_EXTRACTED RECORDS:_
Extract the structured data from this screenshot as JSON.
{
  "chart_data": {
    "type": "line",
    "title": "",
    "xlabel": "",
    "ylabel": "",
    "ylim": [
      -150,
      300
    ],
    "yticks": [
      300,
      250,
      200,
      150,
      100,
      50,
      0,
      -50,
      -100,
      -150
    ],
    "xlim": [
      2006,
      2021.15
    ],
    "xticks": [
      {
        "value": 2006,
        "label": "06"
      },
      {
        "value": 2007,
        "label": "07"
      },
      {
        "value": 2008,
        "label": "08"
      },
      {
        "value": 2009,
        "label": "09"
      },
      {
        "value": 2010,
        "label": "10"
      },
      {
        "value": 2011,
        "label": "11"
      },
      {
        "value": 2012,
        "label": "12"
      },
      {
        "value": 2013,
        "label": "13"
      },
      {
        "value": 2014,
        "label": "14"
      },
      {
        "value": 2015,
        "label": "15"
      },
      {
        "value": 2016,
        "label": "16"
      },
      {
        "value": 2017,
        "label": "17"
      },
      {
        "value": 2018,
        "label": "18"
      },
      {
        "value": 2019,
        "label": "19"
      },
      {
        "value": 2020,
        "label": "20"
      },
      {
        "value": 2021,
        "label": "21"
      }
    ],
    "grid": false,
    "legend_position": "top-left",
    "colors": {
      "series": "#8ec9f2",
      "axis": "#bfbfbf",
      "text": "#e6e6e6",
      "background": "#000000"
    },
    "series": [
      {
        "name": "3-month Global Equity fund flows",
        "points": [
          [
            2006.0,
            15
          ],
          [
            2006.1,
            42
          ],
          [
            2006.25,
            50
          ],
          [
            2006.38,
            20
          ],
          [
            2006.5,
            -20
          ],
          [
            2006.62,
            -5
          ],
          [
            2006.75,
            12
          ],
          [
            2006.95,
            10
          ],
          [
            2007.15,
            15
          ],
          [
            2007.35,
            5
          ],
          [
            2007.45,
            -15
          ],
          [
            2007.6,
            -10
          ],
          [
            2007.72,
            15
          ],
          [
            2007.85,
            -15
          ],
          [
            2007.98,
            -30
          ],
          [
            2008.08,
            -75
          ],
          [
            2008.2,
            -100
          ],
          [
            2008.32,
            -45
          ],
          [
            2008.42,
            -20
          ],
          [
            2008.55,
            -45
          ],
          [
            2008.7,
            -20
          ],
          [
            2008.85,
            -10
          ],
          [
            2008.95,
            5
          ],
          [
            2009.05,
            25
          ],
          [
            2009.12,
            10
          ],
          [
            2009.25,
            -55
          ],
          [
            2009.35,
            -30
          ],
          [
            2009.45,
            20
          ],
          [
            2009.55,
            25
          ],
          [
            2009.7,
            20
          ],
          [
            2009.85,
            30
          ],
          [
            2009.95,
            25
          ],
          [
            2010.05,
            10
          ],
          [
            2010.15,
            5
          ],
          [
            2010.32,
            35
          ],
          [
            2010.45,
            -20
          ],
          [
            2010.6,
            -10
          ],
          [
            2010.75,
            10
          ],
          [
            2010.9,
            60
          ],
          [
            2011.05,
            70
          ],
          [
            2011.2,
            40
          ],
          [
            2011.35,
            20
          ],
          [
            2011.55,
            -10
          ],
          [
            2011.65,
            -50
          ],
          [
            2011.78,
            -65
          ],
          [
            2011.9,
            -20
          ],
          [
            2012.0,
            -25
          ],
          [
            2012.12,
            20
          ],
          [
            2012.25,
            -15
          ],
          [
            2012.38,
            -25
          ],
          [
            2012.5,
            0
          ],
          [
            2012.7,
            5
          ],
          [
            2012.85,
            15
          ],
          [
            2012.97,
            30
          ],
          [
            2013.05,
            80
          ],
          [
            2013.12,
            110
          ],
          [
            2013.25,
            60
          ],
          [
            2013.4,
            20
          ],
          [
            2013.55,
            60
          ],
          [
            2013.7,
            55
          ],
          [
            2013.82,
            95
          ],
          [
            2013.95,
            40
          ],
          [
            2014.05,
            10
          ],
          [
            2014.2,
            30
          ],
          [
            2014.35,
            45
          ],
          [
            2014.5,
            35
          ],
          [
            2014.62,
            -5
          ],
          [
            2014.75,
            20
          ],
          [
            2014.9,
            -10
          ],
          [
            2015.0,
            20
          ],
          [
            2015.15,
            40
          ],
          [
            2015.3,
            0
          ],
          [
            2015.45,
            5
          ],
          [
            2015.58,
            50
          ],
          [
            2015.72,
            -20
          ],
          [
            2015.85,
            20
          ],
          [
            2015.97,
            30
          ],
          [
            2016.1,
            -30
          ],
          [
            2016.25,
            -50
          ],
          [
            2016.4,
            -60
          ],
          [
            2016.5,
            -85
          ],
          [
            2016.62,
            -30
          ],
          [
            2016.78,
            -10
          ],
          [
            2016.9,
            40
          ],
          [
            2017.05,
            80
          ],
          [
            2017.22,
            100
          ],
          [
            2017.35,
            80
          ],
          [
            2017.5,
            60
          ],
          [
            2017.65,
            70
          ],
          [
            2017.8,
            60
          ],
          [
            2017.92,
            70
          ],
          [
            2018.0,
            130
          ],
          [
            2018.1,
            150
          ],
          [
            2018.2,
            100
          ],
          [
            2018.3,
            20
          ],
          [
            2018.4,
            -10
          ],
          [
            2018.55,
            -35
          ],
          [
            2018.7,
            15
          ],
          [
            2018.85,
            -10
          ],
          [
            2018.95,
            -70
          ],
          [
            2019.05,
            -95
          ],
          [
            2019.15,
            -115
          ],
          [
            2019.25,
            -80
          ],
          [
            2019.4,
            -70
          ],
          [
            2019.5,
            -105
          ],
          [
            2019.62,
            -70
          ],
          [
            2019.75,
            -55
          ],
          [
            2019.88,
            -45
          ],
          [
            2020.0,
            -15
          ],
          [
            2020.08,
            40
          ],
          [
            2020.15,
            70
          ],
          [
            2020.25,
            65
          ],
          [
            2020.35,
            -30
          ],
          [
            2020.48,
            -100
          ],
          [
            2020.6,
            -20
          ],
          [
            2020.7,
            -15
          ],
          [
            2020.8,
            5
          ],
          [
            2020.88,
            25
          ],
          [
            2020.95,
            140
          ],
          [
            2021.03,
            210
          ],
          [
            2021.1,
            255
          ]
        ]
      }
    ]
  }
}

_THE TASK:_
The listing above must be transcribed exactly, line by line.

_THE REPLY:_
Extract the structured data from this screenshot as JSON.
{
  "chart_data": {
    "type": "line",
    "title": "",
    "xlabel": "",
    "ylabel": "",
    "ylim": [
      -150,
      300
    ],
    "yticks": [
      300,
      250,
      200,
      150,
      100,
      50,
      0,
      -50,
      -100,
      -150
    ],
    "xlim": [
      2006,
      2021.15
    ],
    "xticks": [
      {
        "value": 2006,
        "label": "06"
      },
      {
        "value": 2007,
        "label": "07"
      },
      {
        "value": 2008,
        "label": "08"
      },
      {
        "value": 2009,
        "label": "09"
      },
      {
        "value": 2010,
        "label": "10"
      },
      {
        "value": 2011,
        "label": "11"
      },
      {
        "value": 2012,
        "label": "12"
      },
      {
        "value": 2013,
        "label": "13"
      },
      {
        "value": 2014,
        "label": "14"
      },
      {
        "value": 2015,
        "label": "15"
      },
      {
        "value": 2016,
        "label": "16"
      },
      {
        "value": 2017,
        "label": "17"
      },
      {
        "value": 2018,
        "label": "18"
      },
      {
        "value": 2019,
        "label": "19"
      },
      {
        "value": 2020,
        "label": "20"
      },
      {
        "value": 2021,
        "label": "21"
      }
    ],
    "grid": false,
    "legend_position": "top-left",
    "colors": {
      "series": "#8ec9f2",
      "axis": "#bfbfbf",
      "text": "#e6e6e6",
      "background": "#000000"
    },
    "series": [
      {
        "name": "3-month Global Equity fund flows",
        "points": [
          [
            2006.0,
            15
          ],
          [
            2006.1,
            42
          ],
          [
            2006.25,
            50
          ],
          [
            2006.38,
            20
          ],
          [
            2006.5,
            -20
          ],
          [
            2006.62,
            -5
          ],
          [
            2006.75,
            12
          ],
          [
            2006.95,
            10
          ],
          [
            2007.15,
            15
          ],
          [
            2007.35,
            5
          ],
          [
            2007.45,
            -15
          ],
          [
            2007.6,
            -10
          ],
          [
            2007.72,
            15
          ],
          [
            2007.85,
            -15
          ],
          [
            2007.98,
            -30
          ],
          [
            2008.08,
            -75
          ],
          [
            2008.2,
            -100
          ],
          [
            2008.32,
            -45
          ],
          [
            2008.42,
            -20
          ],
          [
            2008.55,
            -45
          ],
          [
            2008.7,
            -20
          ],
          [
            2008.85,
            -10
          ],
          [
            2008.95,
            5
          ],
          [
            2009.05,
            25
          ],
          [
            2009.12,
            10
          ],
          [
            2009.25,
            -55
          ],
          [
            2009.35,
            -30
          ],
          [
            2009.45,
            20
          ],
          [
            2009.55,
            25
          ],
          [
            2009.7,
            20
          ],
          [
            2009.85,
            30
          ],
          [
            2009.95,
            25
          ],
          [
            2010.05,
            10
          ],
          [
            2010.15,
            5
          ],
          [
            2010.32,
            35
          ],
          [
            2010.45,
            -20
          ],
          [
            2010.6,
            -10
          ],
          [
            2010.75,
            10
          ],
          [
            2010.9,
            60
          ],
          [
            2011.05,
            70
          ],
          [
            2011.2,
            40
          ],
          [
            2011.35,
            20
          ],
          [
            2011.55,
            -10
          ],
          [
            2011.65,
            -50
          ],
          [
            2011.78,
            -65
          ],
          [
            2011.9,
            -20
          ],
          [
            2012.0,
            -25
          ],
          [
            2012.12,
            20
          ],
          [
            2012.25,
            -15
          ],
          [
            2012.38,
            -25
          ],
          [
            2012.5,
            0
          ],
          [
            2012.7,
            5
          ],
          [
            2012.85,
            15
          ],
          [
            2012.97,
            30
          ],
          [
            2013.05,
            80
          ],
          [
            2013.12,
            110
          ],
          [
            2013.25,
            60
          ],
          [
            2013.4,
            20
          ],
          [
            2013.55,
            60
          ],
          [
            2013.7,
            55
          ],
          [
            2013.82,
            95
          ],
          [
            2013.95,
            40
          ],
          [
            2014.05,
            10
          ],
          [
            2014.2,
            30
          ],
          [
            2014.35,
            45
          ],
          [
            2014.5,
            35
          ],
          [
            2014.62,
            -5
          ],
          [
            2014.75,
            20
          ],
          [
            2014.9,
            -10
          ],
          [
            2015.0,
            20
          ],
          [
            2015.15,
            40
          ],
          [
            2015.3,
            0
          ],
          [
            2015.45,
            5
          ],
          [
            2015.58,
            50
          ],
          [
            2015.72,
            -20
          ],
          [
            2015.85,
            20
          ],
          [
            2015.97,
            30
          ],
          [
            2016.1,
            -30
          ],
          [
            2016.25,
            -50
          ],
          [
            2016.4,
            -60
          ],
          [
            2016.5,
            -85
          ],
          [
            2016.62,
            -30
          ],
          [
            2016.78,
            -10
          ],
          [
            2016.9,
            40
          ],
          [
            2017.05,
            80
          ],
          [
            2017.22,
            100
          ],
          [
            2017.35,
            80
          ],
          [
            2017.5,
            60
          ],
          [
            2017.65,
            70
          ],
          [
            2017.8,
            60
          ],
          [
            2017.92,
            70
          ],
          [
            2018.0,
            130
          ],
          [
            2018.1,
            150
          ],
          [
            2018.2,
            100
          ],
          [
            2018.3,
            20
          ],
          [
            2018.4,
            -10
          ],
          [
            2018.55,
            -35
          ],
          [
            2018.7,
            15
          ],
          [
            2018.85,
            -10
          ],
          [
            2018.95,
            -70
          ],
          [
            2019.05,
            -95
          ],
          [
            2019.15,
            -115
          ],
          [
            2019.25,
            -80
          ],
          [
            2019.4,
            -70
          ],
          [
            2019.5,
            -105
          ],
          [
            2019.62,
            -70
          ],
          [
            2019.75,
            -55
          ],
          [
            2019.88,
            -45
          ],
          [
            2020.0,
            -15
          ],
          [
            2020.08,
            40
          ],
          [
            2020.15,
            70
          ],
          [
            2020.25,
            65
          ],
          [
            2020.35,
            -30
          ],
          [
            2020.48,
            -100
          ],
          [
            2020.6,
            -20
          ],
          [
            2020.7,
            -15
          ],
          [
            2020.8,
            5
          ],
          [
            2020.88,
            25
          ],
          [
            2020.95,
            140
          ],
          [
            2021.03,
            210
          ],
          [
            2021.1,
            255
          ]
        ]
      }
    ]
  }
}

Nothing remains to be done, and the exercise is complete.